* **Entries provided**:
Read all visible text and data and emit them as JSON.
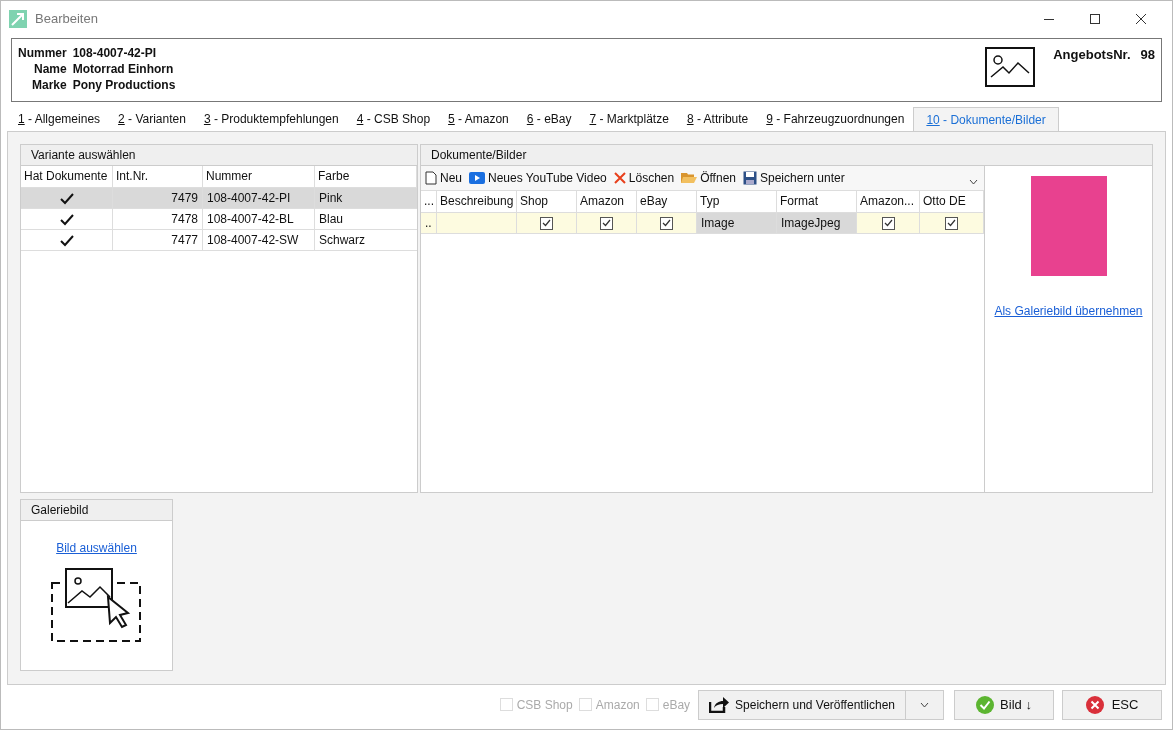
{
  "window": {
    "title": "Bearbeiten"
  },
  "header": {
    "fields": [
      {
        "label": "Nummer",
        "value": "108-4007-42-PI"
      },
      {
        "label": "Name",
        "value": "Motorrad Einhorn"
      },
      {
        "label": "Marke",
        "value": "Pony Productions"
      }
    ],
    "offer_label": "AngebotsNr.",
    "offer_value": "98"
  },
  "tabs": [
    {
      "key": "1",
      "label": " - Allgemeines",
      "selected": false
    },
    {
      "key": "2",
      "label": " - Varianten",
      "selected": false
    },
    {
      "key": "3",
      "label": " - Produktempfehlungen",
      "selected": false
    },
    {
      "key": "4",
      "label": " - CSB Shop",
      "selected": false
    },
    {
      "key": "5",
      "label": " - Amazon",
      "selected": false
    },
    {
      "key": "6",
      "label": " - eBay",
      "selected": false
    },
    {
      "key": "7",
      "label": " - Marktplätze",
      "selected": false
    },
    {
      "key": "8",
      "label": " - Attribute",
      "selected": false
    },
    {
      "key": "9",
      "label": " - Fahrzeugzuordnungen",
      "selected": false
    },
    {
      "key": "10",
      "label": " - Dokumente/Bilder",
      "selected": true
    }
  ],
  "variants": {
    "title": "Variante auswählen",
    "columns": [
      "Hat Dokumente",
      "Int.Nr.",
      "Nummer",
      "Farbe"
    ],
    "rows": [
      {
        "has_docs": true,
        "int_nr": "7479",
        "nummer": "108-4007-42-PI",
        "farbe": "Pink",
        "selected": true
      },
      {
        "has_docs": true,
        "int_nr": "7478",
        "nummer": "108-4007-42-BL",
        "farbe": "Blau",
        "selected": false
      },
      {
        "has_docs": true,
        "int_nr": "7477",
        "nummer": "108-4007-42-SW",
        "farbe": "Schwarz",
        "selected": false
      }
    ]
  },
  "documents": {
    "title": "Dokumente/Bilder",
    "toolbar": [
      {
        "kind": "new",
        "label": "Neu"
      },
      {
        "kind": "video",
        "label": "Neues YouTube Video"
      },
      {
        "kind": "delete",
        "label": "Löschen"
      },
      {
        "kind": "open",
        "label": "Öffnen"
      },
      {
        "kind": "save",
        "label": "Speichern unter"
      }
    ],
    "columns": [
      "...",
      "Beschreibung",
      "Shop",
      "Amazon",
      "eBay",
      "Typ",
      "Format",
      "Amazon...",
      "Otto DE"
    ],
    "rows": [
      {
        "marker": "..",
        "beschreibung": "",
        "shop": true,
        "amazon": true,
        "ebay": true,
        "typ": "Image",
        "format": "ImageJpeg",
        "amazon_2": true,
        "otto": true
      }
    ],
    "preview_link": "Als Galeriebild übernehmen"
  },
  "gallery": {
    "title": "Galeriebild",
    "link": "Bild auswählen"
  },
  "footer": {
    "checkboxes": [
      {
        "label": "CSB Shop",
        "checked": false,
        "disabled": true
      },
      {
        "label": "Amazon",
        "checked": false,
        "disabled": true
      },
      {
        "label": "eBay",
        "checked": false,
        "disabled": true
      }
    ],
    "publish": "Speichern und Veröffentlichen",
    "image_button": "Bild ↓",
    "esc": "ESC"
  }
}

* **Task statement**: Repeat the material above word for word and skip every image in it.

* **Result**:
Read all visible text and data and emit them as JSON.
{
  "window": {
    "title": "Bearbeiten"
  },
  "header": {
    "fields": [
      {
        "label": "Nummer",
        "value": "108-4007-42-PI"
      },
      {
        "label": "Name",
        "value": "Motorrad Einhorn"
      },
      {
        "label": "Marke",
        "value": "Pony Productions"
      }
    ],
    "offer_label": "AngebotsNr.",
    "offer_value": "98"
  },
  "tabs": [
    {
      "key": "1",
      "label": " - Allgemeines",
      "selected": false
    },
    {
      "key": "2",
      "label": " - Varianten",
      "selected": false
    },
    {
      "key": "3",
      "label": " - Produktempfehlungen",
      "selected": false
    },
    {
      "key": "4",
      "label": " - CSB Shop",
      "selected": false
    },
    {
      "key": "5",
      "label": " - Amazon",
      "selected": false
    },
    {
      "key": "6",
      "label": " - eBay",
      "selected": false
    },
    {
      "key": "7",
      "label": " - Marktplätze",
      "selected": false
    },
    {
      "key": "8",
      "label": " - Attribute",
      "selected": false
    },
    {
      "key": "9",
      "label": " - Fahrzeugzuordnungen",
      "selected": false
    },
    {
      "key": "10",
      "label": " - Dokumente/Bilder",
      "selected": true
    }
  ],
  "variants": {
    "title": "Variante auswählen",
    "columns": [
      "Hat Dokumente",
      "Int.Nr.",
      "Nummer",
      "Farbe"
    ],
    "rows": [
      {
        "has_docs": true,
        "int_nr": "7479",
        "nummer": "108-4007-42-PI",
        "farbe": "Pink",
        "selected": true
      },
      {
        "has_docs": true,
        "int_nr": "7478",
        "nummer": "108-4007-42-BL",
        "farbe": "Blau",
        "selected": false
      },
      {
        "has_docs": true,
        "int_nr": "7477",
        "nummer": "108-4007-42-SW",
        "farbe": "Schwarz",
        "selected": false
      }
    ]
  },
  "documents": {
    "title": "Dokumente/Bilder",
    "toolbar": [
      {
        "kind": "new",
        "label": "Neu"
      },
      {
        "kind": "video",
        "label": "Neues YouTube Video"
      },
      {
        "kind": "delete",
        "label": "Löschen"
      },
      {
        "kind": "open",
        "label": "Öffnen"
      },
      {
        "kind": "save",
        "label": "Speichern unter"
      }
    ],
    "columns": [
      "...",
      "Beschreibung",
      "Shop",
      "Amazon",
      "eBay",
      "Typ",
      "Format",
      "Amazon...",
      "Otto DE"
    ],
    "rows": [
      {
        "marker": "..",
        "beschreibung": "",
        "shop": true,
        "amazon": true,
        "ebay": true,
        "typ": "Image",
        "format": "ImageJpeg",
        "amazon_2": true,
        "otto": true
      }
    ],
    "preview_link": "Als Galeriebild übernehmen"
  },
  "gallery": {
    "title": "Galeriebild",
    "link": "Bild auswählen"
  },
  "footer": {
    "checkboxes": [
      {
        "label": "CSB Shop",
        "checked": false,
        "disabled": true
      },
      {
        "label": "Amazon",
        "checked": false,
        "disabled": true
      },
      {
        "label": "eBay",
        "checked": false,
        "disabled": true
      }
    ],
    "publish": "Speichern und Veröffentlichen",
    "image_button": "Bild ↓",
    "esc": "ESC"
  }
}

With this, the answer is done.